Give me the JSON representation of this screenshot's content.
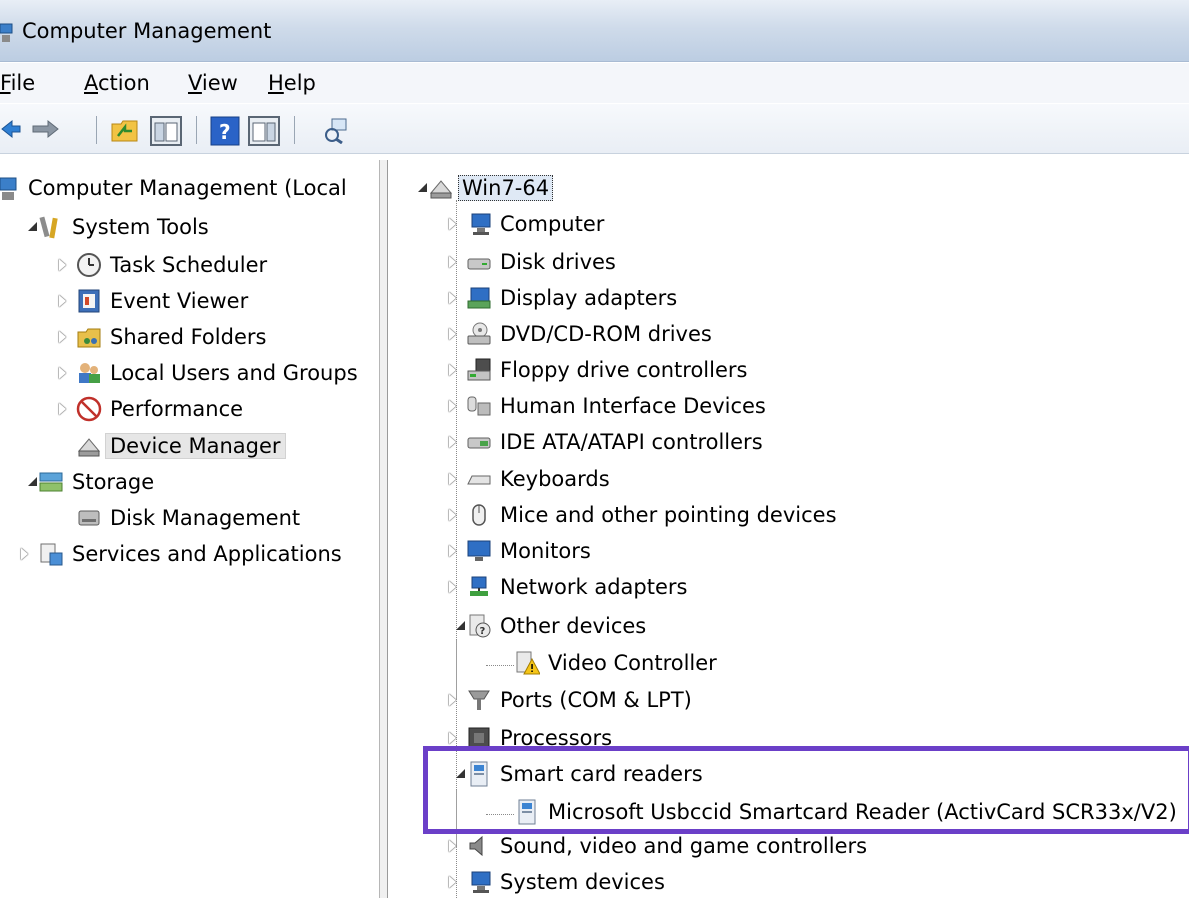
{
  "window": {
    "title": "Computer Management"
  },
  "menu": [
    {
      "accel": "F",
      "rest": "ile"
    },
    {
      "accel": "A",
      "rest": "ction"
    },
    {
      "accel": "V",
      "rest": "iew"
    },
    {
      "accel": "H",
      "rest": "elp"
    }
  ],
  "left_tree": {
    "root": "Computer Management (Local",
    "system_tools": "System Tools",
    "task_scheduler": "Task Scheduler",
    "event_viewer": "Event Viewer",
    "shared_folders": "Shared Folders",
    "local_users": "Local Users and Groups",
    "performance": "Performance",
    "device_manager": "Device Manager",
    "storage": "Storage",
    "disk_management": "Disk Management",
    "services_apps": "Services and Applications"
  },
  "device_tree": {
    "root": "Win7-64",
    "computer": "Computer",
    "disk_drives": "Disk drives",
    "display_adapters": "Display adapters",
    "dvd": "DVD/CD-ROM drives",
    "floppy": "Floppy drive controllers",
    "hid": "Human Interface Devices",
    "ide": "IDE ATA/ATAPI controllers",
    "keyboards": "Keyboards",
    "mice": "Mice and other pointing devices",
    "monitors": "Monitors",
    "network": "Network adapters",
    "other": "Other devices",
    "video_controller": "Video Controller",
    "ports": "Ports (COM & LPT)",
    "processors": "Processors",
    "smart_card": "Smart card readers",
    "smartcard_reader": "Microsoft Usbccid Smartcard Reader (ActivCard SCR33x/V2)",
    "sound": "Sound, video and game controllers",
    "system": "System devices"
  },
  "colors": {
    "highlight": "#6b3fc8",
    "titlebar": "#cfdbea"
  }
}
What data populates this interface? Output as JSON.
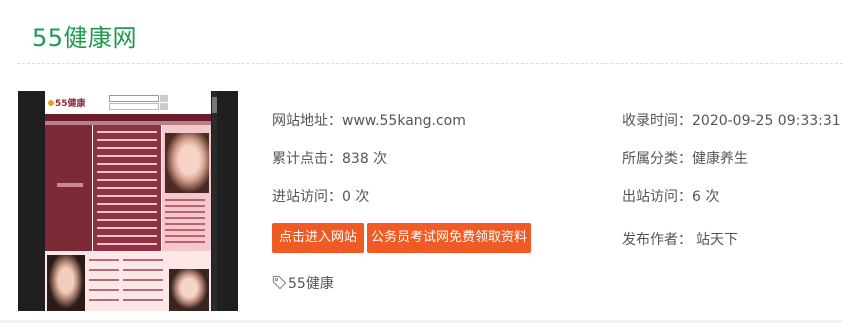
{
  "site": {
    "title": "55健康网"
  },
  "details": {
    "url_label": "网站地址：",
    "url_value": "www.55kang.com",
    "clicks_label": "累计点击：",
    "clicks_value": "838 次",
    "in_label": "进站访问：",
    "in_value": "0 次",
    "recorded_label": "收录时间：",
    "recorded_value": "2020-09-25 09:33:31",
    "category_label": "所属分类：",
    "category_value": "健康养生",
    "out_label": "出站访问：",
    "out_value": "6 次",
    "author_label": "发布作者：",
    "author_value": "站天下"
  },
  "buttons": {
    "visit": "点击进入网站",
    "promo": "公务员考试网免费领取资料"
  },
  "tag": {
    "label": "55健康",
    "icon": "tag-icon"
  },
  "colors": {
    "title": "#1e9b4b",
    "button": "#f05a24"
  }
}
=======
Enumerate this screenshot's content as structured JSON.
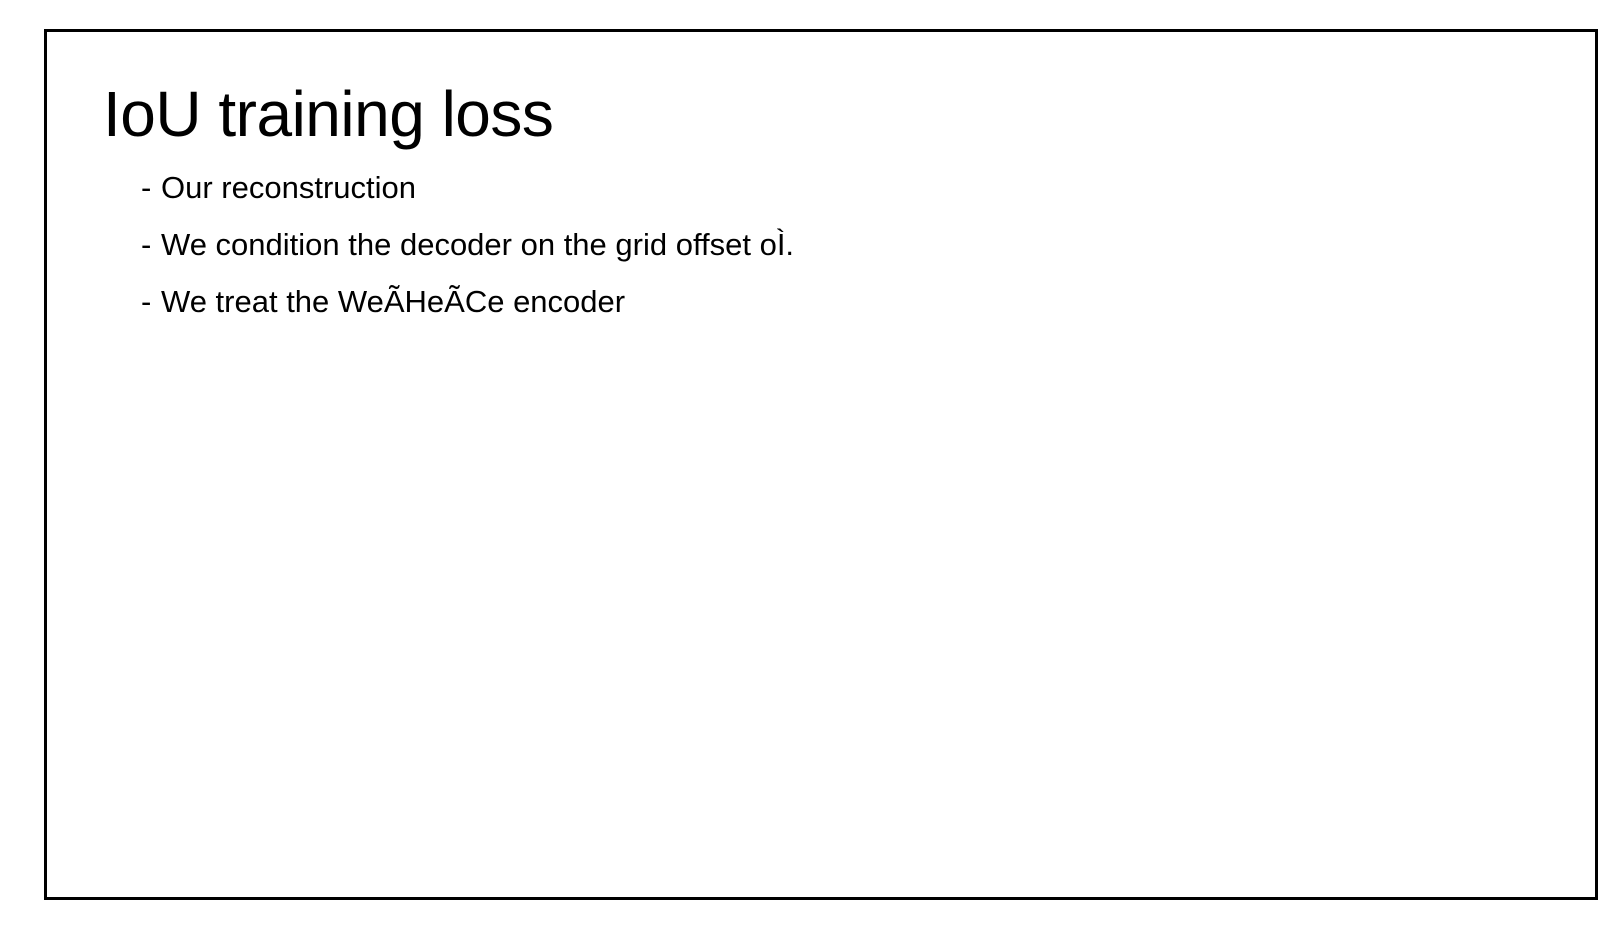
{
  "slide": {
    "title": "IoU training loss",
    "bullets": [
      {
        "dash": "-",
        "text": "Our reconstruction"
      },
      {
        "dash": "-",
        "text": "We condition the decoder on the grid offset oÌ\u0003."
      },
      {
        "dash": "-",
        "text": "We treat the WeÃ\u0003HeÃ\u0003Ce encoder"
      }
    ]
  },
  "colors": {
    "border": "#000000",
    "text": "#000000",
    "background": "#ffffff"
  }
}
=======
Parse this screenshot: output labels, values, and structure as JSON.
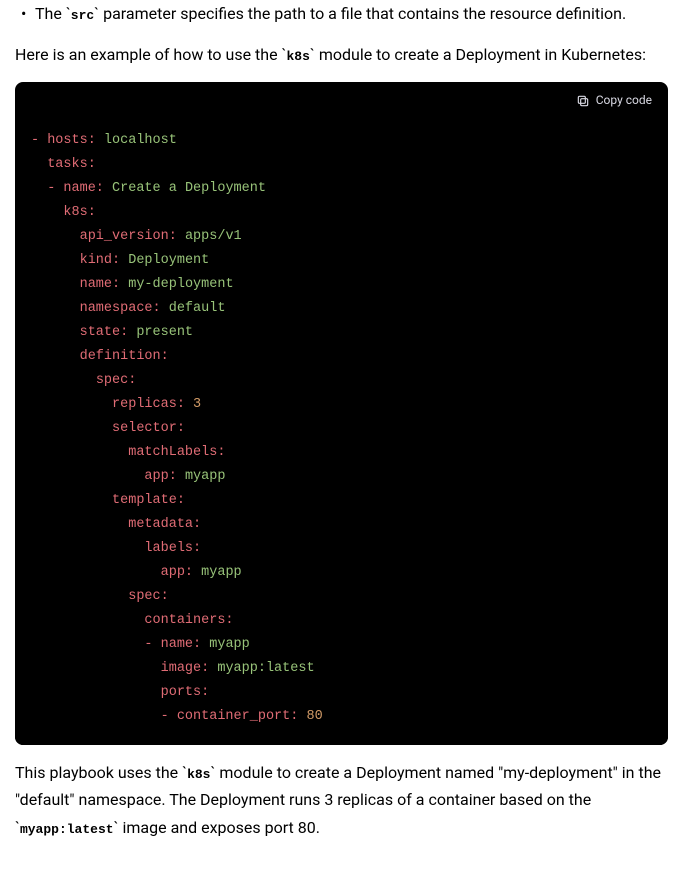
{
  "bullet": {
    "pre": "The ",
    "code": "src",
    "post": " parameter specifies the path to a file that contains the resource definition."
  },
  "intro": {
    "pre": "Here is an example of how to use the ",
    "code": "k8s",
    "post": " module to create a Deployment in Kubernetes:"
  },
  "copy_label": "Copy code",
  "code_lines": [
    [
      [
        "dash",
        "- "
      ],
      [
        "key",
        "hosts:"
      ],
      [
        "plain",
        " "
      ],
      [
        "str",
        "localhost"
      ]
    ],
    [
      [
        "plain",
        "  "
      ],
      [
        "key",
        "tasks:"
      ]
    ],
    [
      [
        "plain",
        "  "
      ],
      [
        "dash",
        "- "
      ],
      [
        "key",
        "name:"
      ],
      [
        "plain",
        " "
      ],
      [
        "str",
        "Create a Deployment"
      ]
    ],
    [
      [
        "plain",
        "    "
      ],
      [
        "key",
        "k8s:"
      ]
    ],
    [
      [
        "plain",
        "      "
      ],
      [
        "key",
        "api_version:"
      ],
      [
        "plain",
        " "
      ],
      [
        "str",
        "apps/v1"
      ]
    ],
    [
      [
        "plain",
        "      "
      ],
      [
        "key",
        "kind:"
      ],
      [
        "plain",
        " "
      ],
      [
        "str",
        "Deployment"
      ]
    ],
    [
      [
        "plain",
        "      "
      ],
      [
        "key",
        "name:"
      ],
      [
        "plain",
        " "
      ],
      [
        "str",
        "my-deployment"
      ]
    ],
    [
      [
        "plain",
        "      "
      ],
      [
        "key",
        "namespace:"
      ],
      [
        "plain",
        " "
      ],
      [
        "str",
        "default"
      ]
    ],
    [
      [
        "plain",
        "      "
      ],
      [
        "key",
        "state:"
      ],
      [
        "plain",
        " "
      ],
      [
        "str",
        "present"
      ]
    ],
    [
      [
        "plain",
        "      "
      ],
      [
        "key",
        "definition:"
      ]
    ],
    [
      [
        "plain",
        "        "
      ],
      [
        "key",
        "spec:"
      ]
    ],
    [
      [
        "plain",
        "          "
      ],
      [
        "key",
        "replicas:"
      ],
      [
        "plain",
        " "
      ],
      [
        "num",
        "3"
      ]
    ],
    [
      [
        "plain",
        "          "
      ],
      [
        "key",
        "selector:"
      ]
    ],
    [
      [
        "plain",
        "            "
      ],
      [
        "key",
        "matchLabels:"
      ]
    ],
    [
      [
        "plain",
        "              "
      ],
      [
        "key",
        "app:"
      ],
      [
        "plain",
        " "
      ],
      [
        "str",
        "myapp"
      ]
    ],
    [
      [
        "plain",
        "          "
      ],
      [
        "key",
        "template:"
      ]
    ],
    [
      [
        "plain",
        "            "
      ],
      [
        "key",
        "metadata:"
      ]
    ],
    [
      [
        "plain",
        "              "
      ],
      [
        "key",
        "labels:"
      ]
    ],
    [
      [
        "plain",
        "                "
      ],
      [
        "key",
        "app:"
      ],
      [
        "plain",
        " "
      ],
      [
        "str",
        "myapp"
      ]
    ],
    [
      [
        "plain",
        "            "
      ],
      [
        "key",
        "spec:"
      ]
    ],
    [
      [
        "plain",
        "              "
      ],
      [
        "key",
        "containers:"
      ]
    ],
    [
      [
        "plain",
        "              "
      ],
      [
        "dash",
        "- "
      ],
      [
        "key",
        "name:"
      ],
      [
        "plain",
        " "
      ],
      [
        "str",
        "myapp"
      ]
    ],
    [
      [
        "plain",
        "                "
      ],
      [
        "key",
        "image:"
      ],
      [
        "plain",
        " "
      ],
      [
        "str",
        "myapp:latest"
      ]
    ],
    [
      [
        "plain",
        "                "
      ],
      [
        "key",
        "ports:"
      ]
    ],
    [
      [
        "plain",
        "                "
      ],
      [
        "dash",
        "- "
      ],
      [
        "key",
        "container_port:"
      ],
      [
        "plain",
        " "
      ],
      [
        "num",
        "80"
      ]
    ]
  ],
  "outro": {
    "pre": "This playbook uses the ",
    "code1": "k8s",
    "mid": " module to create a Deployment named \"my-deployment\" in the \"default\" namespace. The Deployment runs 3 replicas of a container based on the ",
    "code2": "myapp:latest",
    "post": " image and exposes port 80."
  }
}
=======
Task details: Lines containing the word "text" must all be returned from the material above.

Exercise solution:
        "text": "Our reconstruction"
        "text": "We condition the decoder on the grid offset oÌ\u0003."
        "text": "We treat the WeÃ\u0003HeÃ\u0003Ce encoder"
    "text": "#000000",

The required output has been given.